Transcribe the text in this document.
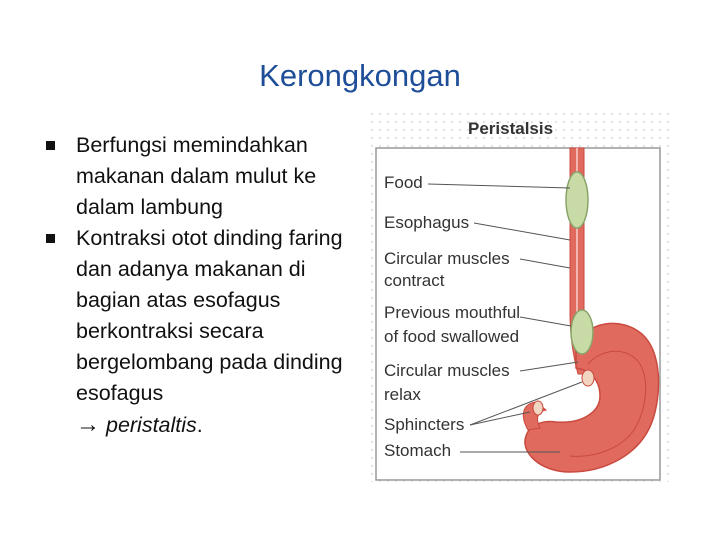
Kerongkongan
Berfungsi memindahkan makanan dalam mulut ke dalam lambung
Kontraksi otot dinding faring dan adanya makanan di bagian atas esofagus berkontraksi secara bergelombang pada dinding esofagus
→ peristaltis.
Peristalsis
Food
Esophagus
Circular muscles
contract
Previous mouthful
of food swallowed
Circular muscles
relax
Sphincters
Stomach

══════════

_What the exercise asks_
Using the entries above, return each line that includes the word "makanan".

_The result_
Berfungsi memindahkan makanan dalam mulut ke dalam lambung
Kontraksi otot dinding faring dan adanya makanan di bagian atas esofagus berkontraksi secara bergelombang pada dinding esofagus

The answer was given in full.